→ Data entries for graphics
▬▬▬▬▬▬▬▬▬▬

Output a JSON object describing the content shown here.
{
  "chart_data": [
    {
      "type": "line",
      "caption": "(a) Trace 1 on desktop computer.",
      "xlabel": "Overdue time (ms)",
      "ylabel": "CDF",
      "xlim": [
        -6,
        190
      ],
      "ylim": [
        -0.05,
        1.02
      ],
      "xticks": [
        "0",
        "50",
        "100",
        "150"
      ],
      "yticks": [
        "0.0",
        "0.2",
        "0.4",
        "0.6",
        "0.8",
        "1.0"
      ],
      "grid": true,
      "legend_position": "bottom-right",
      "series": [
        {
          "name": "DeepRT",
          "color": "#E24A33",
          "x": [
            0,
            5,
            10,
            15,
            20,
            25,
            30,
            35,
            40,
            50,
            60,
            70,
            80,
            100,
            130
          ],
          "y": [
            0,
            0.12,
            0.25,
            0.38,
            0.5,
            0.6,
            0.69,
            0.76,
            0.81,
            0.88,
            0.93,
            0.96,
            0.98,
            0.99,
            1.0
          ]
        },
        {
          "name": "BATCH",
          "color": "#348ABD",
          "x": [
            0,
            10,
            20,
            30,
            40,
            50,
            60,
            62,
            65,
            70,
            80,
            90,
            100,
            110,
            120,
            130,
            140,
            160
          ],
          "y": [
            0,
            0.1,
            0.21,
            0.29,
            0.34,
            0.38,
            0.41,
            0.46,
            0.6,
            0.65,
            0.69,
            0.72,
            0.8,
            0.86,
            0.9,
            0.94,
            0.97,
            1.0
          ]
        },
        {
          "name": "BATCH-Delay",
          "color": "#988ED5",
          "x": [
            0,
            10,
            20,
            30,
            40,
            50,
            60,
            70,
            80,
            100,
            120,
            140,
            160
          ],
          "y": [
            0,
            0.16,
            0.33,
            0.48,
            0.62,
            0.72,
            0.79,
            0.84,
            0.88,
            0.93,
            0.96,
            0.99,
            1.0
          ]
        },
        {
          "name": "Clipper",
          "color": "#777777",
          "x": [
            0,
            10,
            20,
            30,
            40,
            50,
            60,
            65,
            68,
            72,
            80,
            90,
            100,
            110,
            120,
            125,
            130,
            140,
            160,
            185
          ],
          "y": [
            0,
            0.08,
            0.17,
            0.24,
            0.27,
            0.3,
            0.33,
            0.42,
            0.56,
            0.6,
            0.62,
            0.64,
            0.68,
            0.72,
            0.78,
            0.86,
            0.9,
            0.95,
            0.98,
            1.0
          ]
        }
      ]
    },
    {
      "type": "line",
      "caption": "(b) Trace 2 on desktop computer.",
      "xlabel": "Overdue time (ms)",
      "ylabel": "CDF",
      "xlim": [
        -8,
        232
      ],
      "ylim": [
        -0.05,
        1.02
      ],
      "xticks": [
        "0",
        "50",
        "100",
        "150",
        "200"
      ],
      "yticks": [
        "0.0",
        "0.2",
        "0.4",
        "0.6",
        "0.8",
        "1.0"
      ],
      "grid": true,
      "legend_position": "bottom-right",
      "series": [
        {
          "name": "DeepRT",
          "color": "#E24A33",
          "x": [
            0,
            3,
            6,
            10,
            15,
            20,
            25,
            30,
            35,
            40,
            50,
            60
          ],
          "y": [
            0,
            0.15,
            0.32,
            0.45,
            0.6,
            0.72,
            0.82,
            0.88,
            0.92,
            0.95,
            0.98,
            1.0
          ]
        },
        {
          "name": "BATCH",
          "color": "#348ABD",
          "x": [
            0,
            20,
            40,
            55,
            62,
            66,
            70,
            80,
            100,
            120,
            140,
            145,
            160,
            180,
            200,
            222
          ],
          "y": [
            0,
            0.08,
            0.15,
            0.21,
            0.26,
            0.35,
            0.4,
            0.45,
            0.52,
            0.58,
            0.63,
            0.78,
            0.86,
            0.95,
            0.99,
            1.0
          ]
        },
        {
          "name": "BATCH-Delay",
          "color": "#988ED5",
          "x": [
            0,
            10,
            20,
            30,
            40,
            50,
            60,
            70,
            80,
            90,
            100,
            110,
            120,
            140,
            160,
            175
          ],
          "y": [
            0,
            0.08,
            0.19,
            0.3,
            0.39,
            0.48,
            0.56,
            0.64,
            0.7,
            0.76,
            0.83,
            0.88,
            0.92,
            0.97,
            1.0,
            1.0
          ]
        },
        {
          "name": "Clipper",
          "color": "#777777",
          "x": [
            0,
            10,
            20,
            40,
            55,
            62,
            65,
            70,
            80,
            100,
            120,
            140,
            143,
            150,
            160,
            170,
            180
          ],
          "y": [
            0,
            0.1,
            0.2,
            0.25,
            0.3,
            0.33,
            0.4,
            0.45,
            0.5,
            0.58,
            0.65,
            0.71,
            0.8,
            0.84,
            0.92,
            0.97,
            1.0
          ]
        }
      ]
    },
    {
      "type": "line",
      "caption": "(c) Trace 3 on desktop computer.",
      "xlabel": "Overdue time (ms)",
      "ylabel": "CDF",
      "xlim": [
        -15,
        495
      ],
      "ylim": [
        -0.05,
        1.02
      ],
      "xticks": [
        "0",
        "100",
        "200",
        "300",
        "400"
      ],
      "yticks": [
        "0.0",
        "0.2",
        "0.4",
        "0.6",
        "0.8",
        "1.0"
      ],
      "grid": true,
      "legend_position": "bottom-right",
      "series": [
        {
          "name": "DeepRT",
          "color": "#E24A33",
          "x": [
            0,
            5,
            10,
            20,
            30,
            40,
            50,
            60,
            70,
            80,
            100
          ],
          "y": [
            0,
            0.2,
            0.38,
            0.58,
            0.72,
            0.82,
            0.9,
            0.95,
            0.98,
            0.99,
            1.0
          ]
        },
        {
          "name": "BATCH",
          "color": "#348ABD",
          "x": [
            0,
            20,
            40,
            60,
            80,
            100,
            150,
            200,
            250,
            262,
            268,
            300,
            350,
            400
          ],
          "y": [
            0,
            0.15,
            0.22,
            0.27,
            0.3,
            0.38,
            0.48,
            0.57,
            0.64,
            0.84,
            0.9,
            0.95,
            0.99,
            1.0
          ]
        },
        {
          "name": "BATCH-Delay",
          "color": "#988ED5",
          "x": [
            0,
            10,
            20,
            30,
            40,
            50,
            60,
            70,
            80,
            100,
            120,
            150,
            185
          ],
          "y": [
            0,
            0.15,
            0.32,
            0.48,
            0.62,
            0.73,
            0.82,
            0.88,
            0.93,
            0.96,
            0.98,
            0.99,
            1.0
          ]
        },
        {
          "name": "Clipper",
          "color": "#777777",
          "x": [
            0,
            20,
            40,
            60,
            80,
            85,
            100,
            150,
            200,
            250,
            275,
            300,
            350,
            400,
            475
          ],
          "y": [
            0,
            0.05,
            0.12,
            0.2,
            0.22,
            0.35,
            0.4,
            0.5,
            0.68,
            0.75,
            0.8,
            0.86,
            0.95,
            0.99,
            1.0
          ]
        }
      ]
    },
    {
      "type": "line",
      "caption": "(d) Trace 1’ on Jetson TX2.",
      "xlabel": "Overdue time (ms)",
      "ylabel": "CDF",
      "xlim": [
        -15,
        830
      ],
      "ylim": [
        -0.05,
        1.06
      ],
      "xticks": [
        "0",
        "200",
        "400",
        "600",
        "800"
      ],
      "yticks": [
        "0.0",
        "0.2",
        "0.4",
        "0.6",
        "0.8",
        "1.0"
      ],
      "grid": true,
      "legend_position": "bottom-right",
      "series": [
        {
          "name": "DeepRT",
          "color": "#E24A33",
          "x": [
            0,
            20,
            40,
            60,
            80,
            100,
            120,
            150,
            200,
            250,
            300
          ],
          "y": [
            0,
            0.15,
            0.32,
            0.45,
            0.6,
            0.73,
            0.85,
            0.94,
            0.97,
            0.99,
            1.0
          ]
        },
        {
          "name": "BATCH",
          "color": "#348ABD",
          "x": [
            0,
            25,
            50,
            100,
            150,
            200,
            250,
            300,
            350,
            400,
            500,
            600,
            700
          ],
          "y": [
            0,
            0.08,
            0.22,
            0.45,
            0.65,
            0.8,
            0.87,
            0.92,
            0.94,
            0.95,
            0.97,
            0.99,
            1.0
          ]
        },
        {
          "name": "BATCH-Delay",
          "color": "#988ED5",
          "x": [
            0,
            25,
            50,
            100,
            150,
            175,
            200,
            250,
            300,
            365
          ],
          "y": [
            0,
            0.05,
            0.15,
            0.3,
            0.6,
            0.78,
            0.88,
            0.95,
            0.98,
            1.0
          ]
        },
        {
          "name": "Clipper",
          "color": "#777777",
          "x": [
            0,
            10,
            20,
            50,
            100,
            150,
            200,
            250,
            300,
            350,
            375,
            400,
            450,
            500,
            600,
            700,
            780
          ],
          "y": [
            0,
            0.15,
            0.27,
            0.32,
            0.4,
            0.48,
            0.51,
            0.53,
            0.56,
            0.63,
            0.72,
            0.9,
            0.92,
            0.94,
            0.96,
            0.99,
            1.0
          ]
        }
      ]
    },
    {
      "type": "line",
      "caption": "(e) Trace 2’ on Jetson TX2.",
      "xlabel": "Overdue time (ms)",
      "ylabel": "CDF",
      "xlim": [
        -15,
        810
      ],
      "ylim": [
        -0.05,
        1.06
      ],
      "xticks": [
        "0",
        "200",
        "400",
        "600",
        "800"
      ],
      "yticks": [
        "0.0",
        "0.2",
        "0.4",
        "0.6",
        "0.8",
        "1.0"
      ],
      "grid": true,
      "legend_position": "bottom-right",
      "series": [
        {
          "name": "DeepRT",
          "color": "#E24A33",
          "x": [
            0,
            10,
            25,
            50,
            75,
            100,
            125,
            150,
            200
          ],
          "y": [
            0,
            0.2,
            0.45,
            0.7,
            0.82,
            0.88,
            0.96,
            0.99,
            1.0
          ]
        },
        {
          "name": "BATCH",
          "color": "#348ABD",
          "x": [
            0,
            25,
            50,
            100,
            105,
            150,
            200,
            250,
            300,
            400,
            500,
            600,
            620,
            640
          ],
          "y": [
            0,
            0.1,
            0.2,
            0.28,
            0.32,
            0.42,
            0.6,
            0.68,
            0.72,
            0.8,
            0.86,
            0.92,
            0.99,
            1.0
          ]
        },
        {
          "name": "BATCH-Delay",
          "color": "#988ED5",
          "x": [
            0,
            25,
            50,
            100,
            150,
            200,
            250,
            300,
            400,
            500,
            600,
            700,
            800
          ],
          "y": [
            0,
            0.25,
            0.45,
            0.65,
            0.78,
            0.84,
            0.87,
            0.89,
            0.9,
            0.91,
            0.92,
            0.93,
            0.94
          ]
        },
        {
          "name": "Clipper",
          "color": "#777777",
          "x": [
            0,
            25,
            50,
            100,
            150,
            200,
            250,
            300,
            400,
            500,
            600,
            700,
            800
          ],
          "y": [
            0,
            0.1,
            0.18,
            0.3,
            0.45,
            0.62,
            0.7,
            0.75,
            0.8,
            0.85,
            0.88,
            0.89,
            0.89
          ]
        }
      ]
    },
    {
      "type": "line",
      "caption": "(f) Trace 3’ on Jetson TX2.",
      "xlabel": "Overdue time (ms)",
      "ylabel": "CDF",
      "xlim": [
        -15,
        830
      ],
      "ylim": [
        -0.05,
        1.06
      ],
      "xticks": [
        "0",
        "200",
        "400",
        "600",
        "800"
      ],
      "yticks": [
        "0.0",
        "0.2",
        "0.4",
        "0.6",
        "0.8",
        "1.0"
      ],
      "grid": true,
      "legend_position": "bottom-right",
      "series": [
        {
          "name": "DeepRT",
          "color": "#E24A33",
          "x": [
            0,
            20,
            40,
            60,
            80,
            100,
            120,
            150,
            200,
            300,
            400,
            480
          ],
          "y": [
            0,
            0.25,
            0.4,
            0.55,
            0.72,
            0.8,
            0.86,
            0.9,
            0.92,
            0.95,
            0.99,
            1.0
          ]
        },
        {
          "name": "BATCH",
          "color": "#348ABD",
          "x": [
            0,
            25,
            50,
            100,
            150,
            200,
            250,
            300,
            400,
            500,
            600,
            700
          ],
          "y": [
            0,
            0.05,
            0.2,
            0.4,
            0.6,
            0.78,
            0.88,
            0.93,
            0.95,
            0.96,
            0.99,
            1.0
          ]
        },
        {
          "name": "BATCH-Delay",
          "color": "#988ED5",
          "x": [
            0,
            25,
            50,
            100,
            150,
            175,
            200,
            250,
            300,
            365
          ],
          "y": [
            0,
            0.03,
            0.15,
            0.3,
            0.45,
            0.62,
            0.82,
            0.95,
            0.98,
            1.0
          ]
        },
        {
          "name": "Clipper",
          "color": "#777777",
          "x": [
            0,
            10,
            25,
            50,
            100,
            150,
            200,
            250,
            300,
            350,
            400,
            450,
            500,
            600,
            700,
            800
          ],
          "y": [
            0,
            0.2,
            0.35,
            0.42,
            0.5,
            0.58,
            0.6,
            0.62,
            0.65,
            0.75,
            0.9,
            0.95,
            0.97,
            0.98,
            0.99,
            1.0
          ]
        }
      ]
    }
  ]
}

▬▬▬▬▬▬▬▬▬▬

→ TASK OBJECTIVE
Work out how many lines of the listing above include the word "Trace". Reply with nothing but the count.

→ TASK ANSWER
6